■ Work item
Show every line below where "with" appears.

■ Records
>>>

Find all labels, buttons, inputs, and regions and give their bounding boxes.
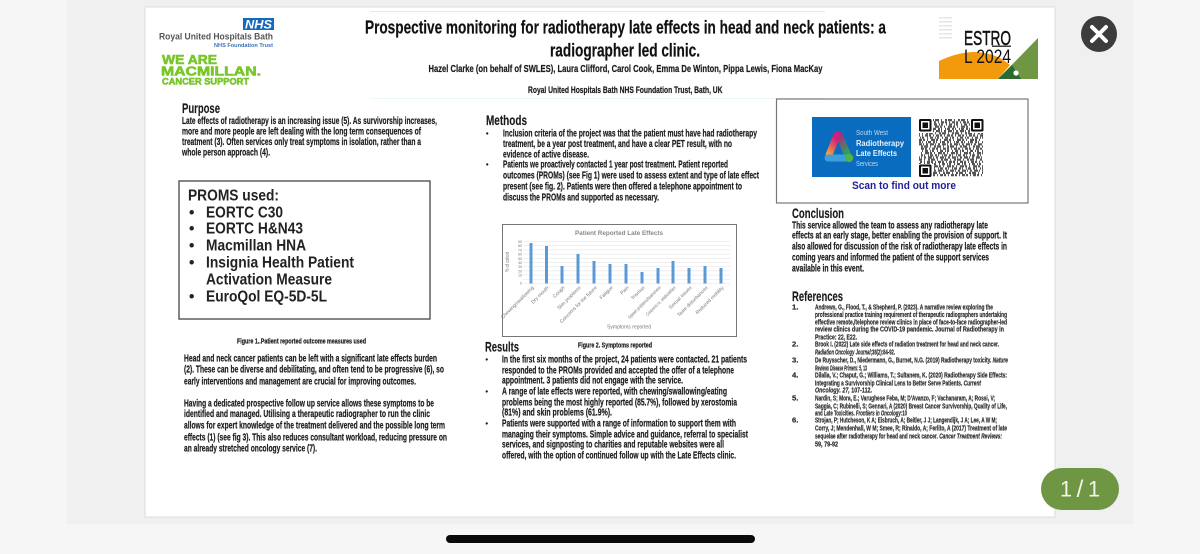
category labels: Concerns re. relationships (645, 285, 678, 318)
category labels: Taste disturbances (676, 285, 710, 318)
logo: We Are Macmillan (161, 52, 261, 88)
reference list: 2. (792, 340, 798, 348)
icon: close button (1081, 16, 1117, 52)
text block: purpose: Late effects of radiotherapy is an increasing issue (5). As survivorship increases, (182, 115, 437, 127)
panel: PROMS used: EuroQol EQ-5D-5L (206, 288, 327, 306)
text block: results: (81%) and skin problems (61.9%). (502, 406, 612, 418)
heading: purpose: Purpose (182, 100, 220, 116)
logo: We Are Macmillan: WE ARE (162, 52, 217, 67)
y axis ticks: 40 (518, 261, 522, 265)
reference list: effective remote,/telephone review clinics in place of face-to-face radiographer-led (815, 318, 1007, 326)
logo: Royal United Hospitals Bath NHS: NHS Foundation Trust (214, 43, 273, 49)
text block: results: • (486, 389, 488, 396)
text block: methods: Patients we proactively contacted 1 year post treatment. Patient reported (503, 158, 728, 170)
reference list: De Ruysscher, D., Niedermann, G., Burnet, N.G. (2019) Radiotherapy toxicity. Nature (815, 356, 1008, 364)
text block: late effects burden (184, 352, 444, 388)
logo: Royal United Hospitals Bath NHS: NHS (245, 20, 272, 32)
reference list: 3. (792, 356, 798, 364)
text block: conclusion: This service allowed the team to assess any radiotherapy late (792, 220, 988, 232)
text block: methods: discuss the PROMs and supported as necessary. (503, 192, 659, 204)
text block: results: A range of late effects were reported, with chewing/swallowing/eating (502, 386, 727, 398)
category labels (500, 285, 726, 325)
text block: conclusion (792, 220, 1007, 274)
panel: conclusion (792, 205, 1007, 274)
logo: South West Radiotherapy Late Effects Services: South West (856, 130, 888, 137)
reference list: Practice: 22, E22. (815, 332, 857, 342)
title: Prospective monitoring for radiotherapy late effects in head and neck patients: a (365, 16, 887, 38)
text block: methods: present (see fig. 2). Patients were then offered a telephone appointment to (503, 180, 742, 192)
text block: dedicated follow up: an already stretched oncology service (7). (184, 442, 317, 454)
title (365, 16, 887, 60)
reference list: Corry, J; Mendenhall, W M; Smee, R; Rinaldo, A; Ferlito, A (2017) Treatment of late (815, 424, 1007, 432)
title: radiographer led clinic. (550, 40, 700, 60)
caption: figure 2: Figure 2. Symptoms reported (578, 342, 652, 350)
logo: South West Radiotherapy Late Effects Services (812, 117, 911, 177)
text block: methods: outcomes (PROMs) (see Fig 1) were used to assess extent and type of late effect (503, 170, 759, 182)
text block: dedicated follow up: Having a dedicated prospective follow up service allows these symptoms to be (184, 398, 434, 410)
reference list: Reviews Disease Primers: 5, 13 (815, 364, 867, 372)
reference list: and Late Toxicities. Frontiers in Oncology:10 (815, 408, 907, 418)
text block: results: • (486, 421, 488, 428)
panel: PROMS used: Insignia Health Patient (206, 254, 354, 272)
page counter badge: 1 (1060, 476, 1072, 502)
reference list: Nardin, S; Mora, E.; Varughese Feba, M; D'Avanzo, F; Vachanaram, A; Rossi, V; (815, 394, 995, 402)
text block: dedicated follow up (184, 398, 447, 454)
text block: dedicated follow up: effects (1) (see fig 3). This also reduces consultant workload, reducing pressure on (184, 432, 447, 444)
logo: South West Radiotherapy Late Effects Services: Services (856, 161, 878, 168)
text block: methods: treatment, be a year post treatment, and have a clear PET result, with no (503, 138, 732, 150)
text block: purpose (181, 115, 437, 158)
reference list: Dilalla, V.; Chaput, G.; Williams, T.; Sultanem, K. (2020) Radiotherapy Side Effects: (815, 370, 1007, 380)
y axis ticks: 30 (518, 265, 522, 269)
text block: conclusion: coming years and informed the patient of the support services (792, 252, 989, 264)
bar chart: patient reported late effects: Patient Reported Late Effects (575, 230, 663, 237)
category labels: Speech problems/hoarseness (627, 285, 663, 321)
reference list: Radiation Oncology Journal;38(2):84-92. (815, 348, 895, 356)
logo: South West Radiotherapy Late Effects Services: Late Effects (856, 149, 897, 158)
panel: PROMS used: • (189, 238, 194, 254)
panel: references (792, 288, 1008, 448)
panel: PROMS used: Activation Measure (206, 272, 332, 288)
logo: ESTRO 2024 (939, 17, 1038, 79)
y axis ticks: 90 (518, 240, 522, 244)
panel: PROMS used: • (189, 288, 194, 306)
text block: results: problems being the most highly reported (85.7%), followed by xerostomia (502, 396, 737, 408)
poster content (159, 11, 1038, 462)
authors: Hazel Clarke (on behalf of SWLES), Laura Clifford, Carol Cook, Emma De Winton, Pippa Lewis, Fiona MacKay (428, 63, 823, 75)
category labels: Reduced mobility (695, 285, 726, 316)
page counter badge: 1 (1088, 476, 1100, 502)
text block: conclusion: effects at an early stage, better enabling the provision of support. It (792, 230, 1007, 242)
y axis label: % of cohort (505, 252, 511, 272)
y axis ticks: 60 (518, 253, 522, 257)
category labels: Cough (552, 285, 567, 300)
y axis ticks: 0 (520, 282, 522, 286)
panel: PROMS used: PROMS used: (188, 188, 279, 204)
y axis ticks: 70 (518, 248, 522, 252)
reference list: 59, 79-92 (815, 440, 838, 448)
panel: PROMS used: • (189, 204, 194, 222)
text block: results: managing their symptoms. Simple advice and guidance, referral to specialist (502, 428, 748, 440)
text block: dedicated follow up: allows for expert knowledge of the treatment delivered and the possible long term (184, 420, 445, 432)
reference list: sequelae after radiotherapy for head and neck cancer. Cancer Treatment Reviews: (815, 432, 1002, 440)
y axis ticks: 20 (518, 269, 522, 273)
poster sheet (145, 7, 1055, 517)
y axis ticks: 80 (518, 244, 522, 248)
category labels: Trismus (630, 285, 647, 302)
panel: purpose (181, 100, 437, 158)
panel: PROMS used: Macmillan HNA (206, 238, 306, 254)
text block: results: In the first six months of the project, 24 patients were contacted. 21 patients (502, 354, 747, 366)
page counter badge (1041, 468, 1119, 510)
logo: Royal United Hospitals Bath NHS (159, 18, 274, 49)
reference list: 5. (792, 394, 798, 402)
logo: ESTRO 2024: L 2024 (964, 47, 1011, 68)
text block: methods: evidence of active disease. (503, 148, 589, 160)
panel: PROMS used (179, 181, 430, 319)
text block: dedicated follow up: identified and managed. Utilising a therapeutic radiographer to run the clinic (184, 408, 430, 420)
text block: results: offered, with the option of continued follow up with the Late Effects clinic. (502, 450, 736, 462)
category labels: Pain (619, 285, 631, 296)
reference list: Andrews, G., Flood, T., & Shepherd, P. (2023). A narrative review exploring the (815, 302, 993, 312)
reference list: Brook I. (2022) Late side effects of radiation treatment for head and neck cancer. (815, 340, 999, 348)
text block: results: Patients were supported with a range of information to support them with (502, 418, 736, 430)
reference list: professional practice training requirement of therapeutic radiographers undertaking (815, 310, 1007, 319)
link text: Scan to find out more (852, 180, 956, 192)
panel: results (485, 338, 748, 462)
category labels: Dry mouth (530, 285, 551, 305)
text block: results: responded to the PROMs provided and accepted the offer of a telephone (502, 364, 734, 376)
panel: methods (486, 112, 759, 204)
text block: conclusion: also allowed for discussion of the risk of radiotherapy late effects in (792, 240, 1007, 252)
text block: late effects burden: Head and neck cancer patients can be left with a significant late effects burden (184, 352, 437, 364)
reference list: Saggia, C; Rubinelli, S; Gennari, A (2020) Breast Cancer Survivorship, Quality of Life, (815, 402, 1007, 410)
y axis ticks (518, 240, 522, 286)
y axis ticks: 10 (518, 274, 522, 278)
text block: purpose: more and more people are left dealing with the long term consequences of (182, 126, 421, 138)
text block: methods (486, 128, 759, 204)
home indicator bar (446, 535, 755, 543)
text block: late effects burden: (2). These can be diverse and debilitating, and often tend to be progressive (6), so (184, 364, 444, 376)
reference list: Strojan, P; Hutcheson, K A; Eisbruch, A; Beitler, J J; Langendijk, J A; Lee, A W M; (815, 416, 997, 424)
bars (530, 243, 722, 284)
text block: results: appointment. 3 patients did not engage with the service. (502, 374, 683, 386)
text block: purpose: whole person approach (4). (181, 146, 270, 158)
heading: conclusion: Conclusion (792, 205, 844, 221)
y axis ticks: 50 (518, 257, 522, 261)
reference list (792, 302, 1008, 448)
text block: results: • (486, 357, 488, 364)
logo: We Are Macmillan: MACMILLAN. (161, 64, 261, 78)
caption: figure 1: Figure 1..Patient reported outcome measures used (237, 338, 366, 346)
affiliation: Royal United Hospitals Bath NHS Foundation Trust, Bath, UK (528, 85, 723, 95)
logo: ESTRO 2024: ESTRO (964, 28, 1011, 50)
category labels: Chewing/swallowing (500, 285, 536, 321)
category labels: Concerns for the future (559, 285, 599, 325)
logo: South West Radiotherapy Late Effects Services: Radiotherapy (856, 139, 905, 148)
x axis label: Symptoms reported (607, 324, 651, 330)
category labels: Sexual issues (668, 285, 694, 311)
text block: conclusion: available in this event. (792, 262, 864, 274)
reference list: Integrating a Survivorship Clinical Lens to Better Serve Patients. Current (815, 378, 981, 388)
panel: scan to find out more (776, 99, 1028, 203)
text block: results (486, 354, 748, 462)
category labels: Skin problems (556, 285, 583, 311)
reference list: review clinics during the COVID-19 pandemic. Journal of Radiotherapy in (815, 324, 1004, 334)
text block: methods: • (486, 162, 489, 169)
text block: results: services, and signposting to charities and reputable websites were all (502, 438, 724, 450)
logo: We Are Macmillan: CANCER SUPPORT (162, 76, 249, 88)
icon: QR code (918, 118, 985, 178)
panel: PROMS used: • (189, 254, 194, 272)
reference list: 1. (792, 302, 798, 312)
category labels: Fatigue (599, 285, 615, 301)
text block: methods: • (486, 131, 489, 138)
page counter badge: / (1077, 476, 1084, 503)
heading: results: Results (485, 338, 519, 354)
text block: methods: Inclusion criteria of the project was that the patient must have had radiotherapy (503, 128, 757, 140)
reference list: Oncology. 27, 107-112. (815, 386, 872, 394)
panel: PROMS used: EORTC H&N43 (206, 220, 303, 238)
text block: late effects burden: early interventions and management are crucial for improving outcomes. (184, 376, 416, 388)
reference list: 4. (792, 370, 798, 380)
heading: methods: Methods (486, 112, 527, 128)
logo: Royal United Hospitals Bath NHS: Royal United Hospitals Bath (159, 32, 273, 42)
text block: purpose: treatment (3). Often services only treat symptoms in isolation, rather than a (182, 136, 421, 148)
panel: PROMS used: • (189, 220, 194, 238)
heading: references: References (792, 288, 843, 304)
reference list: 6. (792, 416, 798, 424)
panel: PROMS used: EORTC C30 (206, 204, 283, 222)
bar chart: patient reported late effects (500, 224, 736, 336)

<<<

■ Expected answer
text block: results: A range of late effects were reported, with chewing/swallowing/eating (502, 386, 727, 398)
text block: methods: treatment, be a year post treatment, and have a clear PET result, with no (503, 138, 732, 150)
text block: results: offered, with the option of continued follow up with the Late Effects clinic. (502, 450, 736, 462)
text block: results: Patients were supported with a range of information to support them with (502, 418, 736, 430)
text block: late effects burden: Head and neck cancer patients can be left with a significant late effects burden (184, 352, 437, 364)
text block: purpose: more and more people are left dealing with the long term consequences of (182, 126, 421, 138)
text block: results: appointment. 3 patients did not engage with the service. (502, 374, 683, 386)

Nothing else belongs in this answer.